Problem requirements
Retype the records word for word, starting with the first line and stopping after the line that contains "Polygon shape [254, 274, 289, 308]", with both of those lines included.

Record set
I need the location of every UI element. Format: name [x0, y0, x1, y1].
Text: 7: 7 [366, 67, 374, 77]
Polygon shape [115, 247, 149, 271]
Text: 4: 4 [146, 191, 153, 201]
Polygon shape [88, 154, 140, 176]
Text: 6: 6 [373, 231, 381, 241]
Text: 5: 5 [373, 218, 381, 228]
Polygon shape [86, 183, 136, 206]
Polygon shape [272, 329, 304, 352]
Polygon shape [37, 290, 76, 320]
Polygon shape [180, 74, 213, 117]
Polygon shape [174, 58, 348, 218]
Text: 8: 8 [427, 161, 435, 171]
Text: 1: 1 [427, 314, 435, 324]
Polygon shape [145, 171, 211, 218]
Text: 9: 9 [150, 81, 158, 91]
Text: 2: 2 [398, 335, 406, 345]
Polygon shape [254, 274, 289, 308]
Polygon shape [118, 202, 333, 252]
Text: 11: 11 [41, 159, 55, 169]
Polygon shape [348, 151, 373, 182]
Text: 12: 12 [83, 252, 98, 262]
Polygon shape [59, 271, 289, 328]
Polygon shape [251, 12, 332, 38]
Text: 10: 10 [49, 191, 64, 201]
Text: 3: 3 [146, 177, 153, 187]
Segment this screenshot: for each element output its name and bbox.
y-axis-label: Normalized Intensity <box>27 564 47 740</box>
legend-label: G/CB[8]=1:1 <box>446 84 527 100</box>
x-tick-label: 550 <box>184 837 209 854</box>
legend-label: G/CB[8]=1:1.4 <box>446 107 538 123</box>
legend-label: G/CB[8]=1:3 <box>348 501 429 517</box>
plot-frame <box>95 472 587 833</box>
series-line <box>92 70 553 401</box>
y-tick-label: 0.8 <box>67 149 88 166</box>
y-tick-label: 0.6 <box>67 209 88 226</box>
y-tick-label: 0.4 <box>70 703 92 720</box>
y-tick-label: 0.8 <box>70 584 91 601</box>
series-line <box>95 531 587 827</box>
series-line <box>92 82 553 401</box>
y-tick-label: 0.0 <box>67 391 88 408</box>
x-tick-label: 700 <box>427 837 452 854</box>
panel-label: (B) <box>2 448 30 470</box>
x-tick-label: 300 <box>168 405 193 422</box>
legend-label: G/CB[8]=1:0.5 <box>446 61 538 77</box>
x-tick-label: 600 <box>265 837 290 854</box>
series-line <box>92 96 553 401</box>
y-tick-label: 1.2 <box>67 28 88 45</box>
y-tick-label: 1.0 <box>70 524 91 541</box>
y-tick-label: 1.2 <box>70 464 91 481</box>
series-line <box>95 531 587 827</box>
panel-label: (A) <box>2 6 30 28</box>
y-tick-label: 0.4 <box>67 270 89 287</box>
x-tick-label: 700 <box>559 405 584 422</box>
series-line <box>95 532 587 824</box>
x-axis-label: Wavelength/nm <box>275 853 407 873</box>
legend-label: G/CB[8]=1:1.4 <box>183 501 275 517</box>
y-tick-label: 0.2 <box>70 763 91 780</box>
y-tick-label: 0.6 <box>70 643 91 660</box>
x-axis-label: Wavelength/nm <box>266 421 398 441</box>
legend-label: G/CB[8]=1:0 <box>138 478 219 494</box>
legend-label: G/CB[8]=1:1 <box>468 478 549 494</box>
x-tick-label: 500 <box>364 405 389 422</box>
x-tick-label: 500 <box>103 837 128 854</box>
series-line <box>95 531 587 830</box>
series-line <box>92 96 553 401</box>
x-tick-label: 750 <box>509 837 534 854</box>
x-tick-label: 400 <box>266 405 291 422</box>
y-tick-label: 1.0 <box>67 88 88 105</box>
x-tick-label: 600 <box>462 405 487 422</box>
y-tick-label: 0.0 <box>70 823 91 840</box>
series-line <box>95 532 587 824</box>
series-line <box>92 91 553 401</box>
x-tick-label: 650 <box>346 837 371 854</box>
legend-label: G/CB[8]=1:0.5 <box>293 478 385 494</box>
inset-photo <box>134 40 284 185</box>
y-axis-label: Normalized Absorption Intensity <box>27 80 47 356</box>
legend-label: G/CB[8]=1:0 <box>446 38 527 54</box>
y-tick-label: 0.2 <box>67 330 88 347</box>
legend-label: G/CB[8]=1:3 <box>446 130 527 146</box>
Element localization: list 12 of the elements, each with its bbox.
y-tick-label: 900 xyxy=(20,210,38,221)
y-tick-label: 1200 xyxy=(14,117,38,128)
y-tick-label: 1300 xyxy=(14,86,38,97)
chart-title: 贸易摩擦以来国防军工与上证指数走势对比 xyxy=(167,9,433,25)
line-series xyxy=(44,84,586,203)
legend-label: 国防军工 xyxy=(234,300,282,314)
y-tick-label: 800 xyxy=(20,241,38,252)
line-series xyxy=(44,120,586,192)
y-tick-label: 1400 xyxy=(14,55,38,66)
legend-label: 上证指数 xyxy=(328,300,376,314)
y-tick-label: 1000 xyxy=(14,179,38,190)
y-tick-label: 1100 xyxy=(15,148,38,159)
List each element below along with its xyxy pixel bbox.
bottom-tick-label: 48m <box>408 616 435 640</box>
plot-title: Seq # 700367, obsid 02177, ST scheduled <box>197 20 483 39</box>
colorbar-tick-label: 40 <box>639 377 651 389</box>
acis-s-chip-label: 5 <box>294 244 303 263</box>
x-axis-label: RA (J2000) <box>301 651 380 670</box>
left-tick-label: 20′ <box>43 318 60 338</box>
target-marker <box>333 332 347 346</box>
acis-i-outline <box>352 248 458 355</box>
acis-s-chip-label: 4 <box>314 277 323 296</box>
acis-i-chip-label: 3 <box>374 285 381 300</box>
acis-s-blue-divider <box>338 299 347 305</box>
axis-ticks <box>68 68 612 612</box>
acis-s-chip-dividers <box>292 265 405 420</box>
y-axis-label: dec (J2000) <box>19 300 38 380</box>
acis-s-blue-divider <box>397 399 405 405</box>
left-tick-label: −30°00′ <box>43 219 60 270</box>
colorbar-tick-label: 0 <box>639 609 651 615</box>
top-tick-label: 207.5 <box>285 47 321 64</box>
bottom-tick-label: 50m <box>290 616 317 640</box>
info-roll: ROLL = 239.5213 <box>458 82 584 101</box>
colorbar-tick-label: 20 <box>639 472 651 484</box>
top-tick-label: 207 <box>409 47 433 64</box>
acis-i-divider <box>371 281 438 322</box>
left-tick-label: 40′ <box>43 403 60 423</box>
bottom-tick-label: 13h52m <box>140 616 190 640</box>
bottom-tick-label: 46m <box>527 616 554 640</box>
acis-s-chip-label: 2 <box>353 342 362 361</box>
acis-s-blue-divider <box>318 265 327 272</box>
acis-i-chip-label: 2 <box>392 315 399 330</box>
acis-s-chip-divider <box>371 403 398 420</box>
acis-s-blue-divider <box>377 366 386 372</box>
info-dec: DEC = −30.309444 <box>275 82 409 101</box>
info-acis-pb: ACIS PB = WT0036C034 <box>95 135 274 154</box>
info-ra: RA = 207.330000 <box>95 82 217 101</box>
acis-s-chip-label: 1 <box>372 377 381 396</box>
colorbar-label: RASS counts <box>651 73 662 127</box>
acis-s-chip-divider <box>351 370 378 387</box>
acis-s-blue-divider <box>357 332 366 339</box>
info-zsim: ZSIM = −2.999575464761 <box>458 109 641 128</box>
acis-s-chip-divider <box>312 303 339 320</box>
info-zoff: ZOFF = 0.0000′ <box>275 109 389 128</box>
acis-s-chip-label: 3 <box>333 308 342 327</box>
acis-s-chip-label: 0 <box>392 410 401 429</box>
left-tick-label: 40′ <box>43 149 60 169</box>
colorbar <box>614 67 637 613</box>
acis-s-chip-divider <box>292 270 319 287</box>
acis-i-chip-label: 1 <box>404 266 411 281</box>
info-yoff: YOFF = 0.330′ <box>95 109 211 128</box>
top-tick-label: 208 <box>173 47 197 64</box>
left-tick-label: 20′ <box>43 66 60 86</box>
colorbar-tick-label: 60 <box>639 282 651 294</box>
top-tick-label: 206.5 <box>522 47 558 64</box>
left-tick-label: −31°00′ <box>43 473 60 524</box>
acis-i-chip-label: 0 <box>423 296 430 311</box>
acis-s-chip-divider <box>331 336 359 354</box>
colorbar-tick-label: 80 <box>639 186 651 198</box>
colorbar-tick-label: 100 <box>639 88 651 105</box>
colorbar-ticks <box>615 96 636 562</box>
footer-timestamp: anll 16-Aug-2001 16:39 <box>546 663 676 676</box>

Exercise answer
I need the location of every UI element. Format: name [x0, y0, x1, y1].
Text: 7: 7 [366, 67, 374, 77]
Polygon shape [115, 247, 149, 271]
Text: 4: 4 [146, 191, 153, 201]
Polygon shape [88, 154, 140, 176]
Text: 6: 6 [373, 231, 381, 241]
Text: 5: 5 [373, 218, 381, 228]
Polygon shape [86, 183, 136, 206]
Polygon shape [272, 329, 304, 352]
Polygon shape [37, 290, 76, 320]
Polygon shape [180, 74, 213, 117]
Polygon shape [174, 58, 348, 218]
Text: 8: 8 [427, 161, 435, 171]
Text: 1: 1 [427, 314, 435, 324]
Polygon shape [145, 171, 211, 218]
Text: 9: 9 [150, 81, 158, 91]
Text: 2: 2 [398, 335, 406, 345]
Polygon shape [254, 274, 289, 308]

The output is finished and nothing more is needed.